§ The exercise: Quote all of the data exactly as given. Skip every picture it contains.

# # # # #

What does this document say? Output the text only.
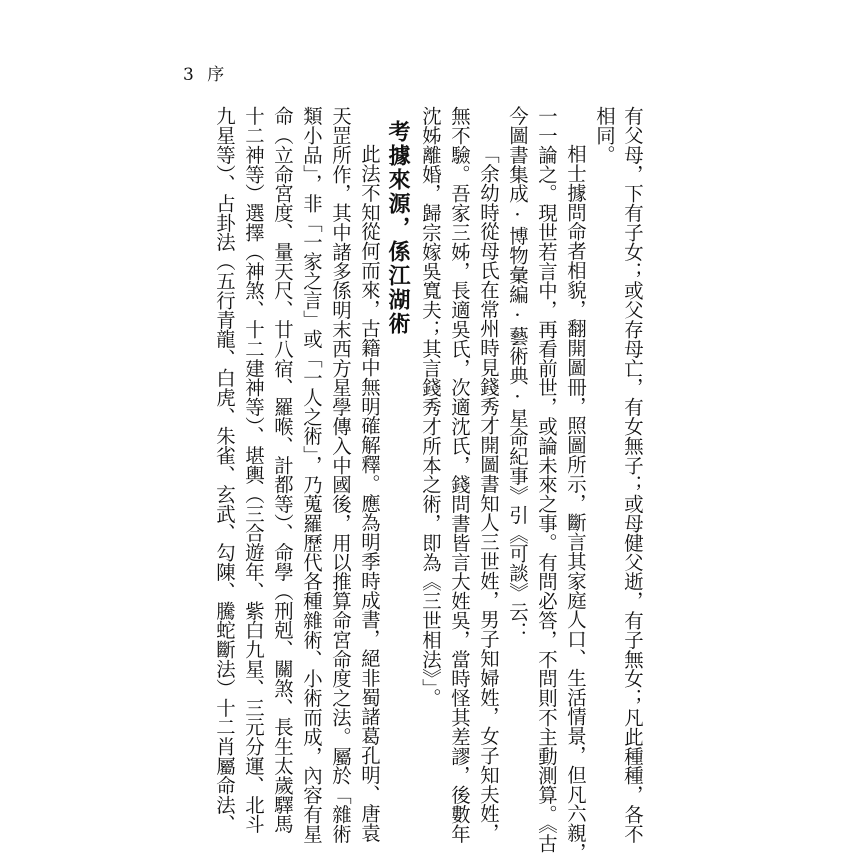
3 序
有父母，下有子女；或父存母亡，有女無子；或母健父逝，有子無女；凡此種種，各不
相同。
相士據問命者相貌，翻開圖冊，照圖所示，斷言其家庭人口、生活情景，但凡六親，
一一論之。現世若言中，再看前世，或論未來之事。有問必答，不問則不主動測算。《古
今圖書集成·博物彙編·藝術典·星命紀事》引《可談》云：
「余幼時從母氏在常州時見錢秀才開圖書知人三世姓，男子知婦姓，女子知夫姓，
無不驗。吾家三姊，長適吳氏，次適沈氏，錢問書皆言大姓吳，當時怪其差謬，後數年
沈姊離婚，歸宗嫁吳寬夫；其言錢秀才所本之術，即為《三世相法》」。
考據來源，係江湖術
此法不知從何而來，古籍中無明確解釋。應為明季時成書，絕非蜀諸葛孔明、唐袁
天罡所作，其中諸多係明末西方星學傳入中國後，用以推算命宮命度之法。屬於「雜術
類小品」，非「一家之言」或「一人之術」，乃蒐羅歷代各種雜術、小術而成，內容有星
命（立命宮度、量天尺、廿八宿、羅喉、計都等）、命學（刑剋、關煞、長生太歲驛馬
十二神等）選擇（神煞、十二建神等）、堪輿（三合遊年、紫白九星、三元分運、北斗
九星等）、占卦法（五行青龍、白虎、朱雀、玄武、勾陳、騰蛇斷法）十二肖屬命法、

# # # # #

§ Exercise answer:
What does this document say? Output the text only.
3 序
有父母，下有子女；或父存母亡，有女無子；或母健父逝，有子無女；凡此種種，各不
相同。
相士據問命者相貌，翻開圖冊，照圖所示，斷言其家庭人口、生活情景，但凡六親，
一一論之。現世若言中，再看前世，或論未來之事。有問必答，不問則不主動測算。《古
今圖書集成·博物彙編·藝術典·星命紀事》引《可談》云：
「余幼時從母氏在常州時見錢秀才開圖書知人三世姓，男子知婦姓，女子知夫姓，
無不驗。吾家三姊，長適吳氏，次適沈氏，錢問書皆言大姓吳，當時怪其差謬，後數年
沈姊離婚，歸宗嫁吳寬夫；其言錢秀才所本之術，即為《三世相法》」。
考據來源，係江湖術
此法不知從何而來，古籍中無明確解釋。應為明季時成書，絕非蜀諸葛孔明、唐袁
天罡所作，其中諸多係明末西方星學傳入中國後，用以推算命宮命度之法。屬於「雜術
類小品」，非「一家之言」或「一人之術」，乃蒐羅歷代各種雜術、小術而成，內容有星
命（立命宮度、量天尺、廿八宿、羅喉、計都等）、命學（刑剋、關煞、長生太歲驛馬
十二神等）選擇（神煞、十二建神等）、堪輿（三合遊年、紫白九星、三元分運、北斗
九星等）、占卦法（五行青龍、白虎、朱雀、玄武、勾陳、騰蛇斷法）十二肖屬命法、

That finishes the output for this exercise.